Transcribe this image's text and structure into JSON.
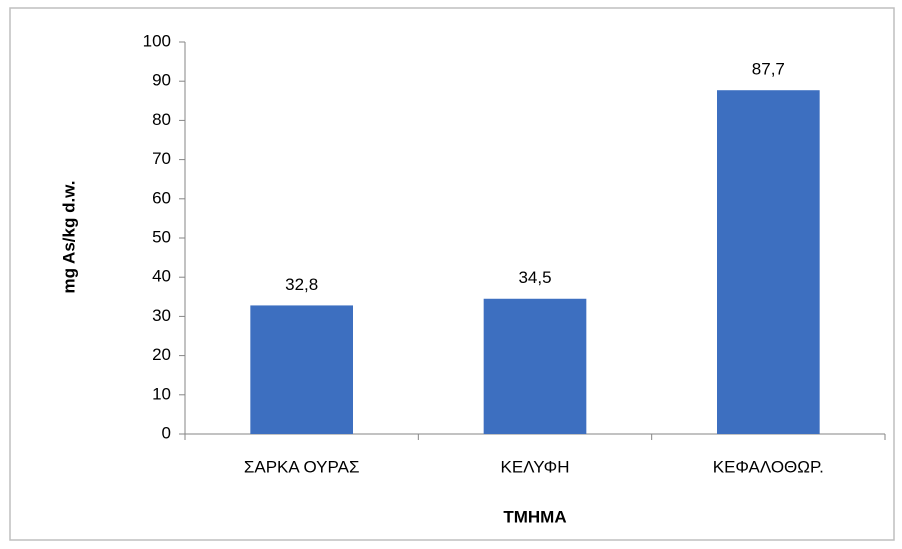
{
  "chart_data": {
    "type": "bar",
    "xlabel": "ΤΜΗΜΑ",
    "ylabel": "mg As/kg d.w.",
    "categories": [
      "ΣΑΡΚΑ ΟΥΡΑΣ",
      "ΚΕΛΥΦΗ",
      "ΚΕΦΑΛΟΘΩΡ."
    ],
    "values": [
      32.8,
      34.5,
      87.7
    ],
    "value_labels": [
      "32,8",
      "34,5",
      "87,7"
    ],
    "color": "#3d6fc0",
    "ylim": [
      0,
      100
    ],
    "yticks": [
      0,
      10,
      20,
      30,
      40,
      50,
      60,
      70,
      80,
      90,
      100
    ],
    "grid": false
  }
}
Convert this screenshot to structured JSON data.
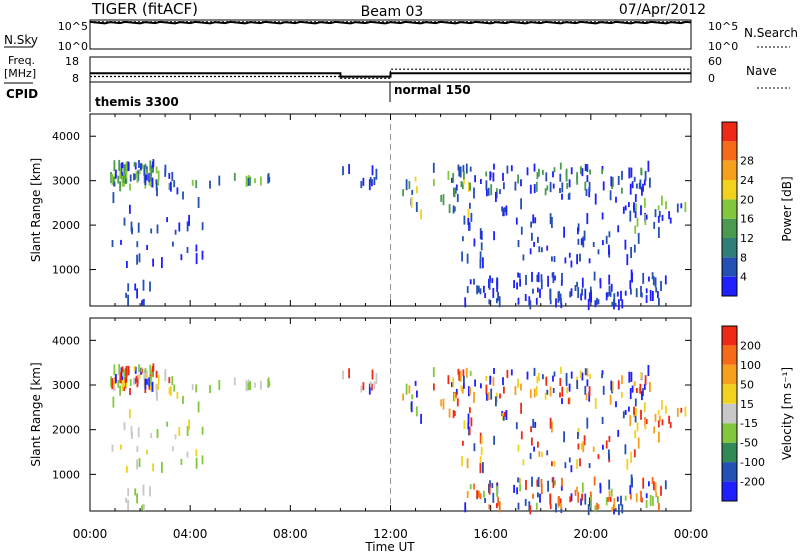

▶ [GIVEN PROBLEM] Copy the records above exactly. The pictures are not part of the copy.

▶ [SOLUTION TO THIS PROBLEM]
Transcribe this image's text and structure into JSON.
{
  "chart_data": {
    "type": "bar",
    "xlabel": "ΤΜΗΜΑ",
    "ylabel": "mg As/kg d.w.",
    "categories": [
      "ΣΑΡΚΑ ΟΥΡΑΣ",
      "ΚΕΛΥΦΗ",
      "ΚΕΦΑΛΟΘΩΡ."
    ],
    "values": [
      32.8,
      34.5,
      87.7
    ],
    "value_labels": [
      "32,8",
      "34,5",
      "87,7"
    ],
    "color": "#3d6fc0",
    "ylim": [
      0,
      100
    ],
    "yticks": [
      0,
      10,
      20,
      30,
      40,
      50,
      60,
      70,
      80,
      90,
      100
    ],
    "grid": false
  }
}
Convert this screenshot to structured JSON data.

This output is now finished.